* [Provided records]:
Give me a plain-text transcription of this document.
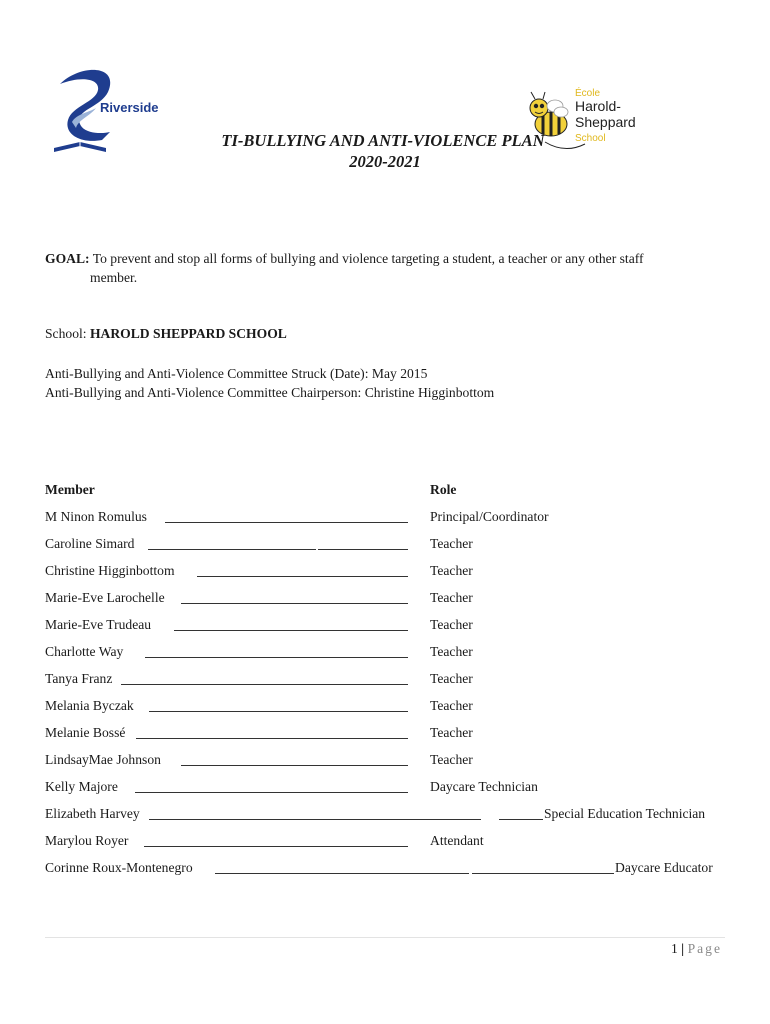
Riverside
École
Harold-
Sheppard
School
TI-BULLYING AND ANTI-VIOLENCE PLAN
2020-2021
GOAL: To prevent and stop all forms of bullying and violence targeting a student, a teacher or any other staff
member.
School: HAROLD SHEPPARD SCHOOL
Anti-Bullying and Anti-Violence Committee Struck (Date): May 2015
Anti-Bullying and Anti-Violence Committee Chairperson: Christine Higginbottom
Member	Role
M Ninon Romulus	Principal/Coordinator
Caroline Simard	Teacher
Christine Higginbottom	Teacher
Marie-Eve Larochelle	Teacher
Marie-Eve Trudeau	Teacher
Charlotte Way	Teacher
Tanya Franz	Teacher
Melania Byczak	Teacher
Melanie Bossé	Teacher
LindsayMae Johnson	Teacher
Kelly Majore	Daycare Technician
Elizabeth Harvey	Special Education Technician
Marylou Royer	Attendant
Corinne Roux-Montenegro	Daycare Educator
1 | Page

* [What is needed]: Every record must be copied exactly, with images dropped from the result.

* [Solution below]:
Give me a plain-text transcription of this document.
Riverside
École
Harold-
Sheppard
School
TI-BULLYING AND ANTI-VIOLENCE PLAN
2020-2021
GOAL: To prevent and stop all forms of bullying and violence targeting a student, a teacher or any other staff
member.
School: HAROLD SHEPPARD SCHOOL
Anti-Bullying and Anti-Violence Committee Struck (Date): May 2015
Anti-Bullying and Anti-Violence Committee Chairperson: Christine Higginbottom
Member	Role
M Ninon Romulus	Principal/Coordinator
Caroline Simard	Teacher
Christine Higginbottom	Teacher
Marie-Eve Larochelle	Teacher
Marie-Eve Trudeau	Teacher
Charlotte Way	Teacher
Tanya Franz	Teacher
Melania Byczak	Teacher
Melanie Bossé	Teacher
LindsayMae Johnson	Teacher
Kelly Majore	Daycare Technician
Elizabeth Harvey	Special Education Technician
Marylou Royer	Attendant
Corinne Roux-Montenegro	Daycare Educator
1 | Page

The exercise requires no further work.